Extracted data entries
>> begin
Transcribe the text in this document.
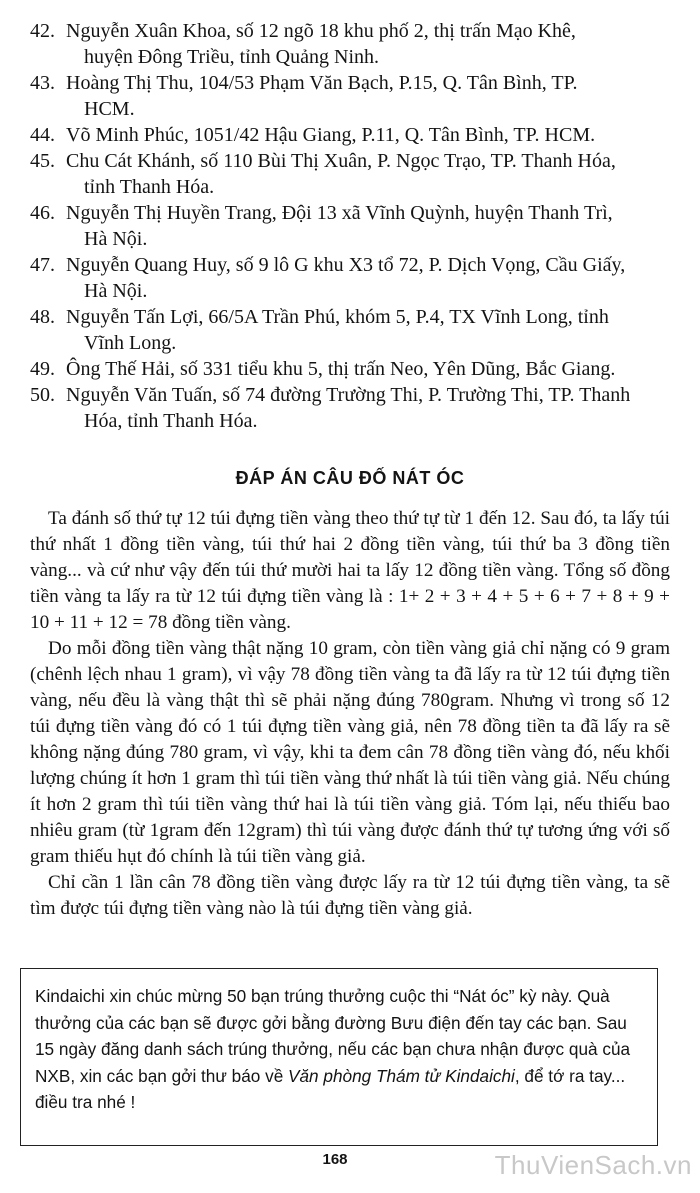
42. Nguyễn Xuân Khoa, số 12 ngõ 18 khu phố 2, thị trấn Mạo Khê,
huyện Đông Triều, tỉnh Quảng Ninh.
43. Hoàng Thị Thu, 104/53 Phạm Văn Bạch, P.15, Q. Tân Bình, TP.
HCM.
44. Võ Minh Phúc, 1051/42 Hậu Giang, P.11, Q. Tân Bình, TP. HCM.
45. Chu Cát Khánh, số 110 Bùi Thị Xuân, P. Ngọc Trạo, TP. Thanh Hóa,
tỉnh Thanh Hóa.
46. Nguyễn Thị Huyền Trang, Đội 13 xã Vĩnh Quỳnh, huyện Thanh Trì,
Hà Nội.
47. Nguyễn Quang Huy, số 9 lô G khu X3 tổ 72, P. Dịch Vọng, Cầu Giấy,
Hà Nội.
48. Nguyễn Tấn Lợi, 66/5A Trần Phú, khóm 5, P.4, TX Vĩnh Long, tỉnh
Vĩnh Long.
49. Ông Thế Hải, số 331 tiểu khu 5, thị trấn Neo, Yên Dũng, Bắc Giang.
50. Nguyễn Văn Tuấn, số 74 đường Trường Thi, P. Trường Thi, TP. Thanh
Hóa, tỉnh Thanh Hóa.
ĐÁP ÁN CÂU ĐỐ NÁT ÓC

Ta đánh số thứ tự 12 túi đựng tiền vàng theo thứ tự từ 1 đến 12. Sau đó, ta lấy túi thứ nhất 1 đồng tiền vàng, túi thứ hai 2 đồng tiền vàng, túi thứ ba 3 đồng tiền vàng... và cứ như vậy đến túi thứ mười hai ta lấy 12 đồng tiền vàng. Tổng số đồng tiền vàng ta lấy ra từ 12 túi đựng tiền vàng là : 1+ 2 + 3 + 4 + 5 + 6 + 7 + 8 + 9 + 10 + 11 + 12 = 78 đồng tiền vàng.

Do mỗi đồng tiền vàng thật nặng 10 gram, còn tiền vàng giả chỉ nặng có 9 gram (chênh lệch nhau 1 gram), vì vậy 78 đồng tiền vàng ta đã lấy ra từ 12 túi đựng tiền vàng, nếu đều là vàng thật thì sẽ phải nặng đúng 780gram. Nhưng vì trong số 12 túi đựng tiền vàng đó có 1 túi đựng tiền vàng giả, nên 78 đồng tiền ta đã lấy ra sẽ không nặng đúng 780 gram, vì vậy, khi ta đem cân 78 đồng tiền vàng đó, nếu khối lượng chúng ít hơn 1 gram thì túi tiền vàng thứ nhất là túi tiền vàng giả. Nếu chúng ít hơn 2 gram thì túi tiền vàng thứ hai là túi tiền vàng giả. Tóm lại, nếu thiếu bao nhiêu gram (từ 1gram đến 12gram) thì túi vàng được đánh thứ tự tương ứng với số gram thiếu hụt đó chính là túi tiền vàng giả.

Chỉ cần 1 lần cân 78 đồng tiền vàng được lấy ra từ 12 túi đựng tiền vàng, ta sẽ tìm được túi đựng tiền vàng nào là túi đựng tiền vàng giả.

Kindaichi xin chúc mừng 50 bạn trúng thưởng cuộc thi “Nát óc” kỳ này. Quà thưởng của các bạn sẽ được gởi bằng đường Bưu điện đến tay các bạn. Sau 15 ngày đăng danh sách trúng thưởng, nếu các bạn chưa nhận được quà của NXB, xin các bạn gởi thư báo về Văn phòng Thám tử Kindaichi, để tớ ra tay... điều tra nhé !
168	ThuVienSach.vn
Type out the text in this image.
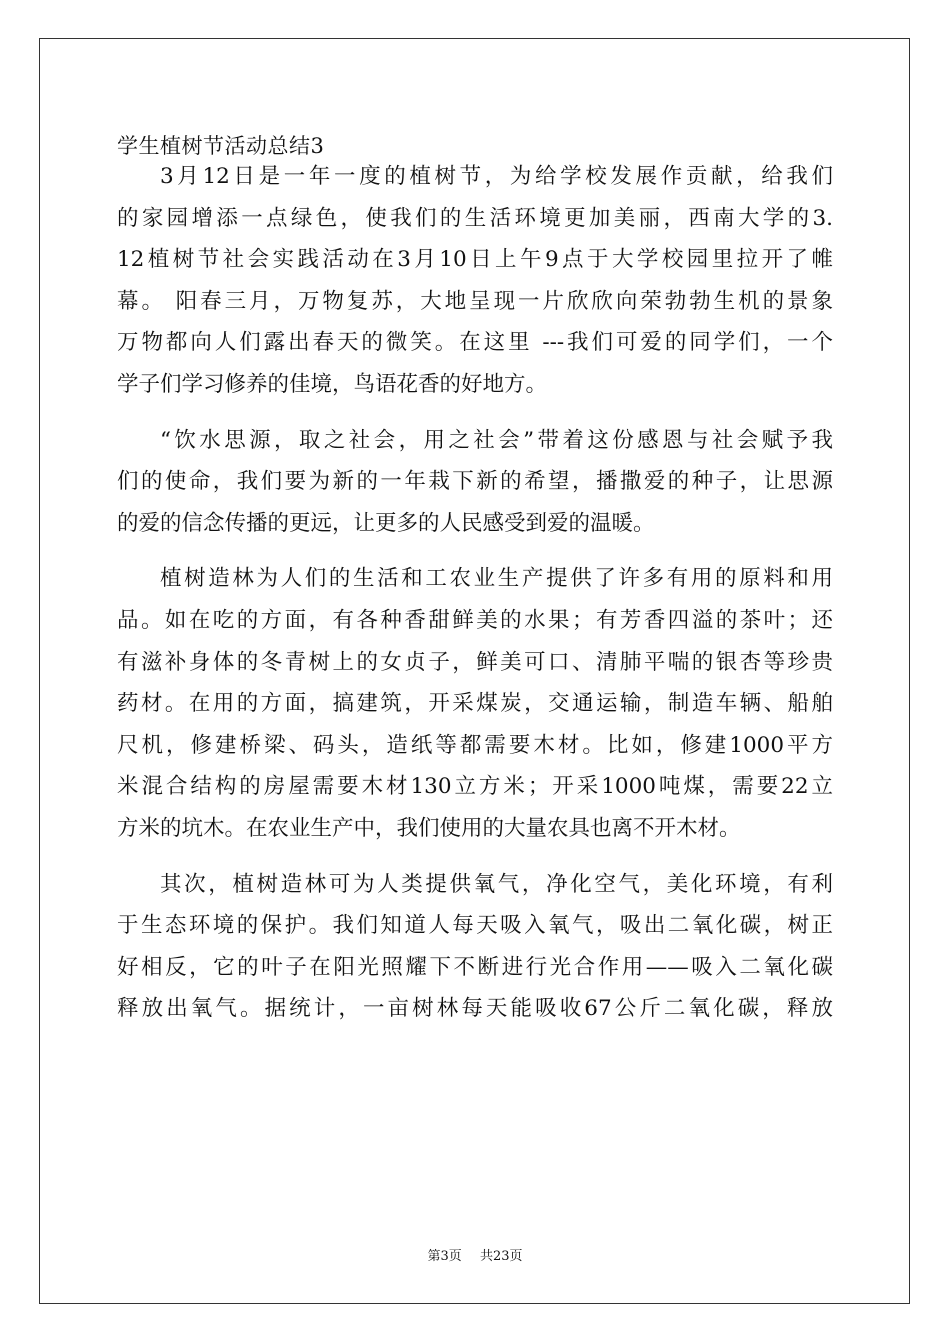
学生植树节活动总结3
3月12日是一年一度的植树节，为给学校发展作贡献，给我们
的家园增添一点绿色，使我们的生活环境更加美丽，西南大学的3.
12植树节社会实践活动在3月10日上午9点于大学校园里拉开了帷
幕。 阳春三月，万物复苏，大地呈现一片欣欣向荣勃勃生机的景象
万物都向人们露出春天的微笑。在这里 ---我们可爱的同学们，一个
学子们学习修养的佳境，鸟语花香的好地方。
“饮水思源，取之社会，用之社会”带着这份感恩与社会赋予我
们的使命，我们要为新的一年栽下新的希望，播撒爱的种子，让思源
的爱的信念传播的更远，让更多的人民感受到爱的温暖。
植树造林为人们的生活和工农业生产提供了许多有用的原料和用
品。如在吃的方面，有各种香甜鲜美的水果；有芳香四溢的茶叶；还
有滋补身体的冬青树上的女贞子，鲜美可口、清肺平喘的银杏等珍贵
药材。在用的方面，搞建筑，开采煤炭，交通运输，制造车辆、船舶
尺机，修建桥梁、码头，造纸等都需要木材。比如，修建1000平方
米混合结构的房屋需要木材130立方米；开采1000吨煤，需要22立
方米的坑木。在农业生产中，我们使用的大量农具也离不开木材。
其次，植树造林可为人类提供氧气，净化空气，美化环境，有利
于生态环境的保护。我们知道人每天吸入氧气，吸出二氧化碳，树正
好相反，它的叶子在阳光照耀下不断进行光合作用——吸入二氧化碳
释放出氧气。据统计，一亩树林每天能吸收67公斤二氧化碳，释放
第3页 共23页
>> end
Given instruction:
Locate all lines in the listing above with the word "Vĩnh" and copy them.

Result of the exercise:
46. Nguyễn Thị Huyền Trang, Đội 13 xã Vĩnh Quỳnh, huyện Thanh Trì,
48. Nguyễn Tấn Lợi, 66/5A Trần Phú, khóm 5, P.4, TX Vĩnh Long, tỉnh
Vĩnh Long.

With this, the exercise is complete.